**Supplied data**.
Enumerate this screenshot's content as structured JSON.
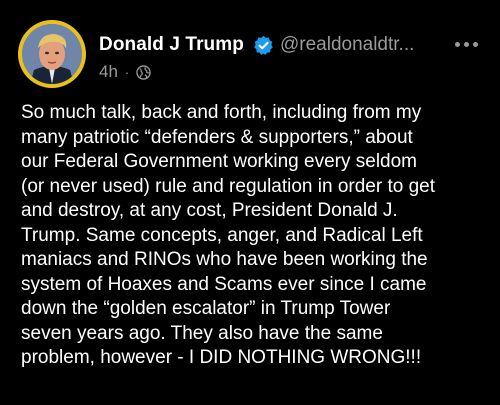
{
  "post": {
    "author": {
      "display_name": "Donald J Trump",
      "handle": "@realdonaldtr...",
      "verified": true,
      "avatar_icon": "avatar-photo-icon"
    },
    "timestamp": "4h",
    "separator": "·",
    "visibility_icon": "globe-icon",
    "more_icon": "more-options-icon",
    "text": "So much talk, back and forth, including from my\nmany patriotic “defenders & supporters,” about\nour Federal Government working every seldom\n(or never used) rule and regulation in order to get\nand destroy, at any cost, President Donald J.\nTrump. Same concepts, anger, and Radical Left\nmaniacs and RINOs who have been working the\nsystem of Hoaxes and Scams ever since I came\ndown the “golden escalator” in Trump Tower\nseven years ago. They also have the same\nproblem, however - I DID NOTHING WRONG!!!"
  },
  "colors": {
    "background": "#000000",
    "text_primary": "#ffffff",
    "text_secondary": "#9a9a9a",
    "verified_badge": "#1d9bf0",
    "avatar_ring": "#e9c11a"
  }
}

**Exercise requirements**.
All the records need to be repeated exactly, with the images dropped.

**Correct output**.
Enumerate this screenshot's content as structured JSON.
{
  "post": {
    "author": {
      "display_name": "Donald J Trump",
      "handle": "@realdonaldtr...",
      "verified": true,
      "avatar_icon": "avatar-photo-icon"
    },
    "timestamp": "4h",
    "separator": "·",
    "visibility_icon": "globe-icon",
    "more_icon": "more-options-icon",
    "text": "So much talk, back and forth, including from my\nmany patriotic “defenders & supporters,” about\nour Federal Government working every seldom\n(or never used) rule and regulation in order to get\nand destroy, at any cost, President Donald J.\nTrump. Same concepts, anger, and Radical Left\nmaniacs and RINOs who have been working the\nsystem of Hoaxes and Scams ever since I came\ndown the “golden escalator” in Trump Tower\nseven years ago. They also have the same\nproblem, however - I DID NOTHING WRONG!!!"
  },
  "colors": {
    "background": "#000000",
    "text_primary": "#ffffff",
    "text_secondary": "#9a9a9a",
    "verified_badge": "#1d9bf0",
    "avatar_ring": "#e9c11a"
  }
}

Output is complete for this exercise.